----- RECORDS SUPPLIED

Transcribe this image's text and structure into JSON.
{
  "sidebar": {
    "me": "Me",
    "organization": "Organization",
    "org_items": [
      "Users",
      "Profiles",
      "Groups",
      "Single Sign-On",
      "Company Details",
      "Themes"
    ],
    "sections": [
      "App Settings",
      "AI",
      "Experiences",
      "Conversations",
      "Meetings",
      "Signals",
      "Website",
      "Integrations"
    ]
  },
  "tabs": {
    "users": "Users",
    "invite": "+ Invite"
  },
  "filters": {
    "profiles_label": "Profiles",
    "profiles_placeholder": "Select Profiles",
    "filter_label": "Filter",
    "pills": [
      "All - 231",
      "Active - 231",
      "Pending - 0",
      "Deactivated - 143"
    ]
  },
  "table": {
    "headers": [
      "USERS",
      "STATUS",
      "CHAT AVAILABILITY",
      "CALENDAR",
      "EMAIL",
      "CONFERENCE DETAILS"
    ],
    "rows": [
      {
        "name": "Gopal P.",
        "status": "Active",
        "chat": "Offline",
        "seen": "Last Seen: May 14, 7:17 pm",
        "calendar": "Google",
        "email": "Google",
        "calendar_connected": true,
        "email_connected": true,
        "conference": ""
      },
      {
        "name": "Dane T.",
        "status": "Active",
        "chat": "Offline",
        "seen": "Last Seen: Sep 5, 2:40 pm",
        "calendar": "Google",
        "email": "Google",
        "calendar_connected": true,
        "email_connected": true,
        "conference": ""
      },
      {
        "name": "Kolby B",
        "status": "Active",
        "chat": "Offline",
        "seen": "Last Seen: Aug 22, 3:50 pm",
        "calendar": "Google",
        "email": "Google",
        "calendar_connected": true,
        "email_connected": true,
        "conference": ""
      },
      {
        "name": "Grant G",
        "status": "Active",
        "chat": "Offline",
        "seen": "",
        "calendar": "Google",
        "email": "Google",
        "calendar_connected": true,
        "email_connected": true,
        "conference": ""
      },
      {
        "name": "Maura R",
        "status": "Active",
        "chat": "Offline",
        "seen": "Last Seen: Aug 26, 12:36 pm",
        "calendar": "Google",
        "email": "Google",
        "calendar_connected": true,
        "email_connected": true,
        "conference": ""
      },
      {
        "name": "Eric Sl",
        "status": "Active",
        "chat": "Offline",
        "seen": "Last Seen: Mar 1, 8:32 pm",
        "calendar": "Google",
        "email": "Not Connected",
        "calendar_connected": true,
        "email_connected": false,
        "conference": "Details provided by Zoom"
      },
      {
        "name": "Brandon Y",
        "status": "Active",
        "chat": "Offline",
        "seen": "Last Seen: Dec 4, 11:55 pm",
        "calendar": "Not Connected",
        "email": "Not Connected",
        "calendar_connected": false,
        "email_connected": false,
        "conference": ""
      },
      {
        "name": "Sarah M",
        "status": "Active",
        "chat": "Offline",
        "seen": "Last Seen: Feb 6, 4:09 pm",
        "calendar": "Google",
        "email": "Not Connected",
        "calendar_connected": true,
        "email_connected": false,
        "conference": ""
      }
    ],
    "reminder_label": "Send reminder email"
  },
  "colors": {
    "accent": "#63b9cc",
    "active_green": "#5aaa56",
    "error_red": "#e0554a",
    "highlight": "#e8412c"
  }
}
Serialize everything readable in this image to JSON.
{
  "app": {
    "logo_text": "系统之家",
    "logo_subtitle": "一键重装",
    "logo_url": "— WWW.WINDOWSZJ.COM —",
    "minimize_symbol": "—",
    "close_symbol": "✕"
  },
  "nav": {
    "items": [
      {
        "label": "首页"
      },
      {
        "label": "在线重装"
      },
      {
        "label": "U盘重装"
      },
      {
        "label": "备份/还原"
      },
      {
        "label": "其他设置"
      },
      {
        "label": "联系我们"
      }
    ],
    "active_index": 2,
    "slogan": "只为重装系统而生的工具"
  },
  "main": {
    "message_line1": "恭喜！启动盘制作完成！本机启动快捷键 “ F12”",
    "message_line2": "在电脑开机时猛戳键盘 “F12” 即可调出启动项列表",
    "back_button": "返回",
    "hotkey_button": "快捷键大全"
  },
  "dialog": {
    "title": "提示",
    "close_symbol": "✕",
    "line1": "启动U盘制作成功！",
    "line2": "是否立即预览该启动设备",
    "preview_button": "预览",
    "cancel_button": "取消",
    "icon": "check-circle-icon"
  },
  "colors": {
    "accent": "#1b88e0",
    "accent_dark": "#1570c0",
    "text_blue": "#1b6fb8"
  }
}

----------

# WHAT THIS TASK INVOLVES
Copy the records above exactly.

# FULL RESPONSE
Transcribe this image's text and structure into JSON.
{
  "sidebar": {
    "me": "Me",
    "organization": "Organization",
    "org_items": [
      "Users",
      "Profiles",
      "Groups",
      "Single Sign-On",
      "Company Details",
      "Themes"
    ],
    "sections": [
      "App Settings",
      "AI",
      "Experiences",
      "Conversations",
      "Meetings",
      "Signals",
      "Website",
      "Integrations"
    ]
  },
  "tabs": {
    "users": "Users",
    "invite": "+ Invite"
  },
  "filters": {
    "profiles_label": "Profiles",
    "profiles_placeholder": "Select Profiles",
    "filter_label": "Filter",
    "pills": [
      "All - 231",
      "Active - 231",
      "Pending - 0",
      "Deactivated - 143"
    ]
  },
  "table": {
    "headers": [
      "USERS",
      "STATUS",
      "CHAT AVAILABILITY",
      "CALENDAR",
      "EMAIL",
      "CONFERENCE DETAILS"
    ],
    "rows": [
      {
        "name": "Gopal P.",
        "status": "Active",
        "chat": "Offline",
        "seen": "Last Seen: May 14, 7:17 pm",
        "calendar": "Google",
        "email": "Google",
        "calendar_connected": true,
        "email_connected": true,
        "conference": ""
      },
      {
        "name": "Dane T.",
        "status": "Active",
        "chat": "Offline",
        "seen": "Last Seen: Sep 5, 2:40 pm",
        "calendar": "Google",
        "email": "Google",
        "calendar_connected": true,
        "email_connected": true,
        "conference": ""
      },
      {
        "name": "Kolby B",
        "status": "Active",
        "chat": "Offline",
        "seen": "Last Seen: Aug 22, 3:50 pm",
        "calendar": "Google",
        "email": "Google",
        "calendar_connected": true,
        "email_connected": true,
        "conference": ""
      },
      {
        "name": "Grant G",
        "status": "Active",
        "chat": "Offline",
        "seen": "",
        "calendar": "Google",
        "email": "Google",
        "calendar_connected": true,
        "email_connected": true,
        "conference": ""
      },
      {
        "name": "Maura R",
        "status": "Active",
        "chat": "Offline",
        "seen": "Last Seen: Aug 26, 12:36 pm",
        "calendar": "Google",
        "email": "Google",
        "calendar_connected": true,
        "email_connected": true,
        "conference": ""
      },
      {
        "name": "Eric Sl",
        "status": "Active",
        "chat": "Offline",
        "seen": "Last Seen: Mar 1, 8:32 pm",
        "calendar": "Google",
        "email": "Not Connected",
        "calendar_connected": true,
        "email_connected": false,
        "conference": "Details provided by Zoom"
      },
      {
        "name": "Brandon Y",
        "status": "Active",
        "chat": "Offline",
        "seen": "Last Seen: Dec 4, 11:55 pm",
        "calendar": "Not Connected",
        "email": "Not Connected",
        "calendar_connected": false,
        "email_connected": false,
        "conference": ""
      },
      {
        "name": "Sarah M",
        "status": "Active",
        "chat": "Offline",
        "seen": "Last Seen: Feb 6, 4:09 pm",
        "calendar": "Google",
        "email": "Not Connected",
        "calendar_connected": true,
        "email_connected": false,
        "conference": ""
      }
    ],
    "reminder_label": "Send reminder email"
  },
  "colors": {
    "accent": "#63b9cc",
    "active_green": "#5aaa56",
    "error_red": "#e0554a",
    "highlight": "#e8412c"
  }
}
Serialize everything readable in this image to JSON.
{
  "app": {
    "logo_text": "系统之家",
    "logo_subtitle": "一键重装",
    "logo_url": "— WWW.WINDOWSZJ.COM —",
    "minimize_symbol": "—",
    "close_symbol": "✕"
  },
  "nav": {
    "items": [
      {
        "label": "首页"
      },
      {
        "label": "在线重装"
      },
      {
        "label": "U盘重装"
      },
      {
        "label": "备份/还原"
      },
      {
        "label": "其他设置"
      },
      {
        "label": "联系我们"
      }
    ],
    "active_index": 2,
    "slogan": "只为重装系统而生的工具"
  },
  "main": {
    "message_line1": "恭喜！启动盘制作完成！本机启动快捷键 “ F12”",
    "message_line2": "在电脑开机时猛戳键盘 “F12” 即可调出启动项列表",
    "back_button": "返回",
    "hotkey_button": "快捷键大全"
  },
  "dialog": {
    "title": "提示",
    "close_symbol": "✕",
    "line1": "启动U盘制作成功！",
    "line2": "是否立即预览该启动设备",
    "preview_button": "预览",
    "cancel_button": "取消",
    "icon": "check-circle-icon"
  },
  "colors": {
    "accent": "#1b88e0",
    "accent_dark": "#1570c0",
    "text_blue": "#1b6fb8"
  }
}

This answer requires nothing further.